(begin)
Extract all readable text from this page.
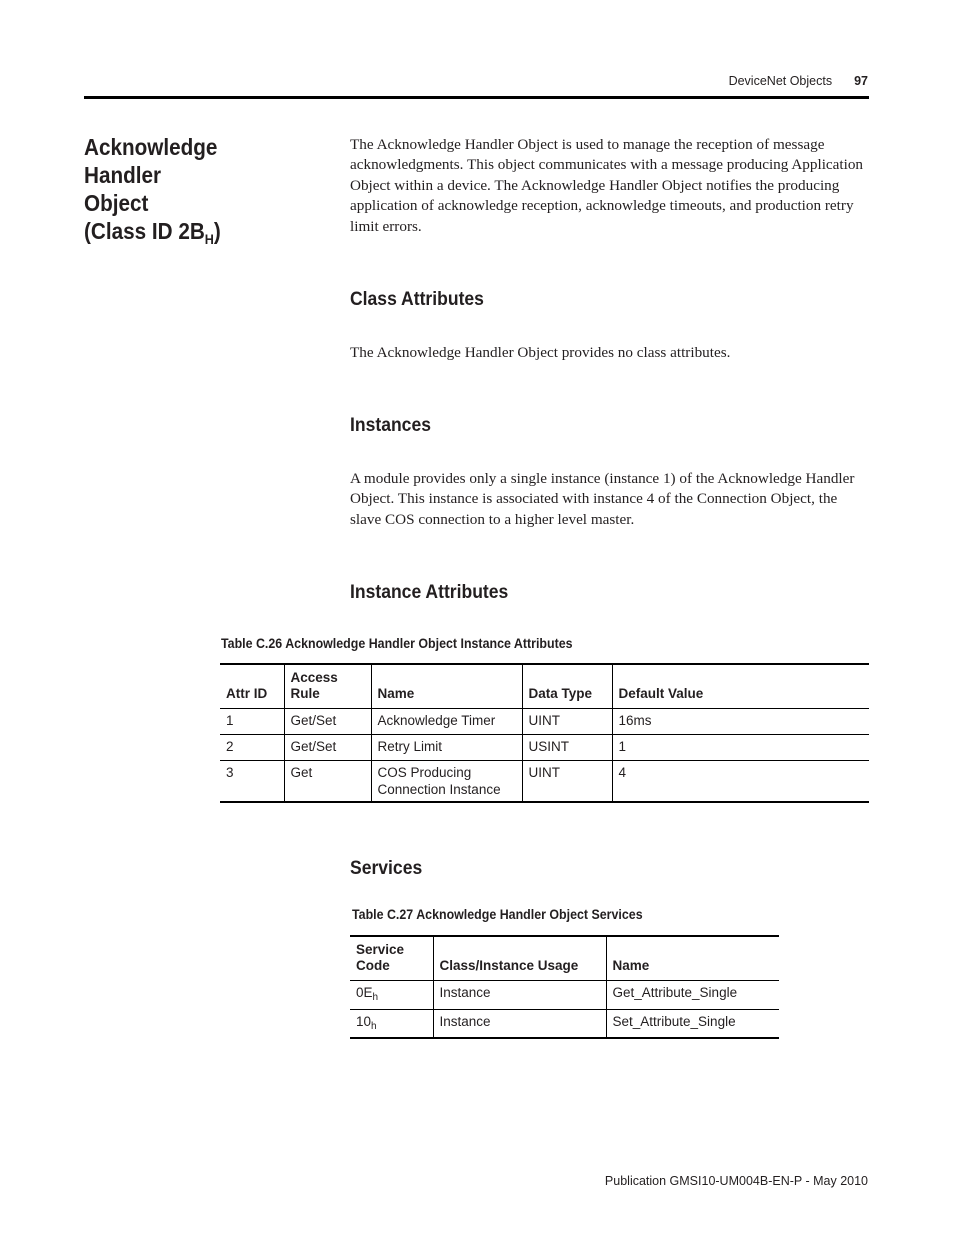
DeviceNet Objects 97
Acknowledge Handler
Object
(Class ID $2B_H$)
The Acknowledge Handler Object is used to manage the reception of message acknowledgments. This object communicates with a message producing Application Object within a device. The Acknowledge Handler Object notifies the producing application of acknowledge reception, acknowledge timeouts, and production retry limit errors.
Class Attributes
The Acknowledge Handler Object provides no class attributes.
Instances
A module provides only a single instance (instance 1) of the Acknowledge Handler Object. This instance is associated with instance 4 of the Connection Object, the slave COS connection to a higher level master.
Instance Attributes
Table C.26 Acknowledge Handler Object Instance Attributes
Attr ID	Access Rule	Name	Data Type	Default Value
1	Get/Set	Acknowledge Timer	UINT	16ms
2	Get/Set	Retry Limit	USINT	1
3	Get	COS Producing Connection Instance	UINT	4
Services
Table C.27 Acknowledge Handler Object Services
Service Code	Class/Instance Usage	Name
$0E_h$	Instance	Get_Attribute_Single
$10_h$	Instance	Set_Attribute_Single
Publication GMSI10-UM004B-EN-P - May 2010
(end)
(begin)
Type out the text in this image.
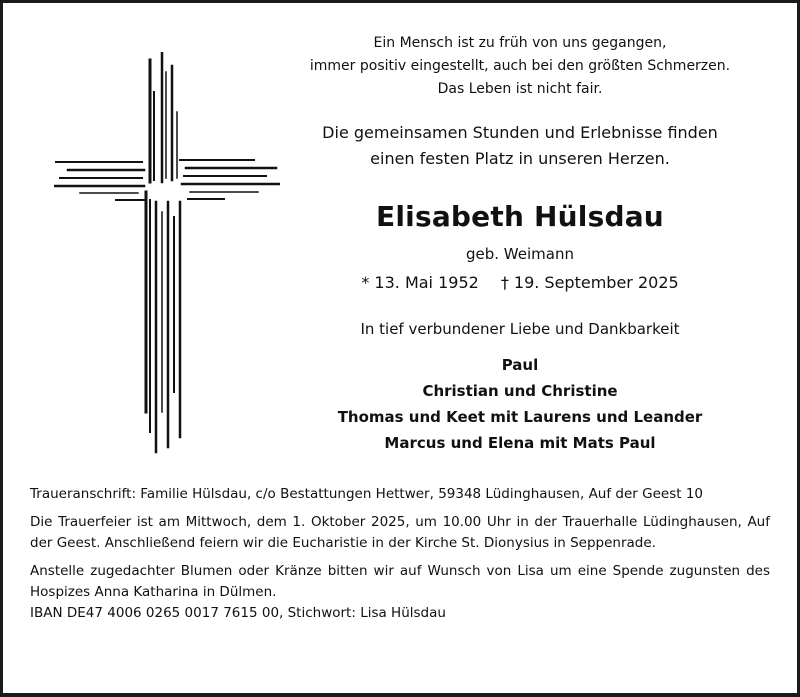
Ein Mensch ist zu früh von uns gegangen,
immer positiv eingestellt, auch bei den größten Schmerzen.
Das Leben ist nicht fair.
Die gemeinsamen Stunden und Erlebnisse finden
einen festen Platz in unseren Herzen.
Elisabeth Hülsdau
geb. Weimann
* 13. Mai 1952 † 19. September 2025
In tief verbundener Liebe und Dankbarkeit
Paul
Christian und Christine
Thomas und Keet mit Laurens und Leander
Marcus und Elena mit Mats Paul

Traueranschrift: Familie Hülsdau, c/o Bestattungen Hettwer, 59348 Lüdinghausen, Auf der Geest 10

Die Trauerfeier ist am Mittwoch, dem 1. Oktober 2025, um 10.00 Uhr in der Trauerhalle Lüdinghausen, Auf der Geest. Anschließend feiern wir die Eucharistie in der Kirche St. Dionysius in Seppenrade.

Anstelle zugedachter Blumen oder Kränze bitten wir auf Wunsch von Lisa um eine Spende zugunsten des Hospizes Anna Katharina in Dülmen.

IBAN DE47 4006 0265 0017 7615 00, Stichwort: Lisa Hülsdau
(end)
__EXERCISE INSTRUCTIONS__: Work out how many lines of the data hold the string "text". Reply with that number alone.

__ANSWER FOR THE TASK__: 2